• _SET EXERCISE_
The listing below is to be output in its exact form.

• _DATASET_
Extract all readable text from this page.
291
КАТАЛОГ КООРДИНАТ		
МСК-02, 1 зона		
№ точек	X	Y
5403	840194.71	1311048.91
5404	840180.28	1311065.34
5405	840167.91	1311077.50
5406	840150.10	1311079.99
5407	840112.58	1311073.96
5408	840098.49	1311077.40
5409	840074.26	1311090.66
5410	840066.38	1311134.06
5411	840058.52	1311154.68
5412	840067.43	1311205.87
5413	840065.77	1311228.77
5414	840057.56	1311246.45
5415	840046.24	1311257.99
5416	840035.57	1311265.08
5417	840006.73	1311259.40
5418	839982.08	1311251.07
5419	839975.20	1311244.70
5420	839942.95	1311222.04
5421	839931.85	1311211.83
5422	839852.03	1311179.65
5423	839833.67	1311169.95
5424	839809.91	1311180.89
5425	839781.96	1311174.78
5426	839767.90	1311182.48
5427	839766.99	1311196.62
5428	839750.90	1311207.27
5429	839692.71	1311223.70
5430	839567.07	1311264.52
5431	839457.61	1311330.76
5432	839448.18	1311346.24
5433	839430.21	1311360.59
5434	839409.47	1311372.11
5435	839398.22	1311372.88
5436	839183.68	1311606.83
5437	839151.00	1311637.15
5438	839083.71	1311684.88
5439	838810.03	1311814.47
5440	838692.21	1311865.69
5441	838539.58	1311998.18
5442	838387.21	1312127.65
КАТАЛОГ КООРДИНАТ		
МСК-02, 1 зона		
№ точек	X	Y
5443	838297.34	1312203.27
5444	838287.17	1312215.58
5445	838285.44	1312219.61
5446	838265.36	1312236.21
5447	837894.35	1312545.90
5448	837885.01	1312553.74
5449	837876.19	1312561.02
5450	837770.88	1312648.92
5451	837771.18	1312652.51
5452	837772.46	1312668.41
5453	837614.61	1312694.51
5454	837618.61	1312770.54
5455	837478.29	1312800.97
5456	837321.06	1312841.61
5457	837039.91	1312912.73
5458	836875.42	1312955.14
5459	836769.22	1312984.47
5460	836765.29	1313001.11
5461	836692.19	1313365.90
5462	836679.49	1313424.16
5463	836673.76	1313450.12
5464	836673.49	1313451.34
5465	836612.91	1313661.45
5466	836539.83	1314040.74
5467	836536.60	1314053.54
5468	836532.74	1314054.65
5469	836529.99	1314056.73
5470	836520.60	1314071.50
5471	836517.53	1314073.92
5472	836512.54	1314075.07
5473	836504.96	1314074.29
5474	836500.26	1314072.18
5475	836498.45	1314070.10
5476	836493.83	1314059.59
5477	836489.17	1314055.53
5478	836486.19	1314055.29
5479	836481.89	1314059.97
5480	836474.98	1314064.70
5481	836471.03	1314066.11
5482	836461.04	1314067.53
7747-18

• _RESPONSE TO THE EXERCISE_
Extract all readable text from this page.
291
КАТАЛОГ КООРДИНАТ		
МСК-02, 1 зона		
№ точек	X	Y
5403	840194.71	1311048.91
5404	840180.28	1311065.34
5405	840167.91	1311077.50
5406	840150.10	1311079.99
5407	840112.58	1311073.96
5408	840098.49	1311077.40
5409	840074.26	1311090.66
5410	840066.38	1311134.06
5411	840058.52	1311154.68
5412	840067.43	1311205.87
5413	840065.77	1311228.77
5414	840057.56	1311246.45
5415	840046.24	1311257.99
5416	840035.57	1311265.08
5417	840006.73	1311259.40
5418	839982.08	1311251.07
5419	839975.20	1311244.70
5420	839942.95	1311222.04
5421	839931.85	1311211.83
5422	839852.03	1311179.65
5423	839833.67	1311169.95
5424	839809.91	1311180.89
5425	839781.96	1311174.78
5426	839767.90	1311182.48
5427	839766.99	1311196.62
5428	839750.90	1311207.27
5429	839692.71	1311223.70
5430	839567.07	1311264.52
5431	839457.61	1311330.76
5432	839448.18	1311346.24
5433	839430.21	1311360.59
5434	839409.47	1311372.11
5435	839398.22	1311372.88
5436	839183.68	1311606.83
5437	839151.00	1311637.15
5438	839083.71	1311684.88
5439	838810.03	1311814.47
5440	838692.21	1311865.69
5441	838539.58	1311998.18
5442	838387.21	1312127.65
КАТАЛОГ КООРДИНАТ		
МСК-02, 1 зона		
№ точек	X	Y
5443	838297.34	1312203.27
5444	838287.17	1312215.58
5445	838285.44	1312219.61
5446	838265.36	1312236.21
5447	837894.35	1312545.90
5448	837885.01	1312553.74
5449	837876.19	1312561.02
5450	837770.88	1312648.92
5451	837771.18	1312652.51
5452	837772.46	1312668.41
5453	837614.61	1312694.51
5454	837618.61	1312770.54
5455	837478.29	1312800.97
5456	837321.06	1312841.61
5457	837039.91	1312912.73
5458	836875.42	1312955.14
5459	836769.22	1312984.47
5460	836765.29	1313001.11
5461	836692.19	1313365.90
5462	836679.49	1313424.16
5463	836673.76	1313450.12
5464	836673.49	1313451.34
5465	836612.91	1313661.45
5466	836539.83	1314040.74
5467	836536.60	1314053.54
5468	836532.74	1314054.65
5469	836529.99	1314056.73
5470	836520.60	1314071.50
5471	836517.53	1314073.92
5472	836512.54	1314075.07
5473	836504.96	1314074.29
5474	836500.26	1314072.18
5475	836498.45	1314070.10
5476	836493.83	1314059.59
5477	836489.17	1314055.53
5478	836486.19	1314055.29
5479	836481.89	1314059.97
5480	836474.98	1314064.70
5481	836471.03	1314066.11
5482	836461.04	1314067.53
7747-18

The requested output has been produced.